> [Listing]:
* begin *
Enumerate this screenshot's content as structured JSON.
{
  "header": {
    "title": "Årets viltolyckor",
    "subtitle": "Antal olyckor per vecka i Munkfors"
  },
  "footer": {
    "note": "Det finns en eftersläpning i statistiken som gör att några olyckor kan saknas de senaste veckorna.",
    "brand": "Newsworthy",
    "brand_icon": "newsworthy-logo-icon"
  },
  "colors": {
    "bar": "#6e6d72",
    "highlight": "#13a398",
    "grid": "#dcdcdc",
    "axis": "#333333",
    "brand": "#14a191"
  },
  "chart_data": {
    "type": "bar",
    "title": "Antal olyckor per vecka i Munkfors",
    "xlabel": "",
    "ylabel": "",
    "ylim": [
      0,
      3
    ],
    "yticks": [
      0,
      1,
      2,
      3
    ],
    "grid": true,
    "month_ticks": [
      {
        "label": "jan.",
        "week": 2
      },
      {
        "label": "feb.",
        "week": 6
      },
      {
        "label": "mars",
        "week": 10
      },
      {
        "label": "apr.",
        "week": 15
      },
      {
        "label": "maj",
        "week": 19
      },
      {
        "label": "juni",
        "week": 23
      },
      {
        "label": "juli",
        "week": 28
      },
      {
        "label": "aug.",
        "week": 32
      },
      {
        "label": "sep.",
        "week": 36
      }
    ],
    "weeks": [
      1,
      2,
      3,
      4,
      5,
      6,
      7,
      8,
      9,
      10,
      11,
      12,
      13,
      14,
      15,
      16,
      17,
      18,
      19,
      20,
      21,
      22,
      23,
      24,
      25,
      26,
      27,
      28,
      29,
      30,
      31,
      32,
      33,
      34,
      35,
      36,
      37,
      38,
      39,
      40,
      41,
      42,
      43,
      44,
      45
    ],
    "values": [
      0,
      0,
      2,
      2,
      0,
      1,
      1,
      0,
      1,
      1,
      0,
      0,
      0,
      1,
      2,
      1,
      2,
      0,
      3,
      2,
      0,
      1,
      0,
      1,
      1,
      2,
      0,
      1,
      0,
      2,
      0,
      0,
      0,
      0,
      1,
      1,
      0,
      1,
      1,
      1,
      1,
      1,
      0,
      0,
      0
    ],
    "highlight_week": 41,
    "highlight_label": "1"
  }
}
* end *
Reproduce each line verbatim.

> [Exercise result]:
Enumerate this screenshot's content as structured JSON.
{
  "header": {
    "title": "Årets viltolyckor",
    "subtitle": "Antal olyckor per vecka i Munkfors"
  },
  "footer": {
    "note": "Det finns en eftersläpning i statistiken som gör att några olyckor kan saknas de senaste veckorna.",
    "brand": "Newsworthy",
    "brand_icon": "newsworthy-logo-icon"
  },
  "colors": {
    "bar": "#6e6d72",
    "highlight": "#13a398",
    "grid": "#dcdcdc",
    "axis": "#333333",
    "brand": "#14a191"
  },
  "chart_data": {
    "type": "bar",
    "title": "Antal olyckor per vecka i Munkfors",
    "xlabel": "",
    "ylabel": "",
    "ylim": [
      0,
      3
    ],
    "yticks": [
      0,
      1,
      2,
      3
    ],
    "grid": true,
    "month_ticks": [
      {
        "label": "jan.",
        "week": 2
      },
      {
        "label": "feb.",
        "week": 6
      },
      {
        "label": "mars",
        "week": 10
      },
      {
        "label": "apr.",
        "week": 15
      },
      {
        "label": "maj",
        "week": 19
      },
      {
        "label": "juni",
        "week": 23
      },
      {
        "label": "juli",
        "week": 28
      },
      {
        "label": "aug.",
        "week": 32
      },
      {
        "label": "sep.",
        "week": 36
      }
    ],
    "weeks": [
      1,
      2,
      3,
      4,
      5,
      6,
      7,
      8,
      9,
      10,
      11,
      12,
      13,
      14,
      15,
      16,
      17,
      18,
      19,
      20,
      21,
      22,
      23,
      24,
      25,
      26,
      27,
      28,
      29,
      30,
      31,
      32,
      33,
      34,
      35,
      36,
      37,
      38,
      39,
      40,
      41,
      42,
      43,
      44,
      45
    ],
    "values": [
      0,
      0,
      2,
      2,
      0,
      1,
      1,
      0,
      1,
      1,
      0,
      0,
      0,
      1,
      2,
      1,
      2,
      0,
      3,
      2,
      0,
      1,
      0,
      1,
      1,
      2,
      0,
      1,
      0,
      2,
      0,
      0,
      0,
      0,
      1,
      1,
      0,
      1,
      1,
      1,
      1,
      1,
      0,
      0,
      0
    ],
    "highlight_week": 41,
    "highlight_label": "1"
  }
}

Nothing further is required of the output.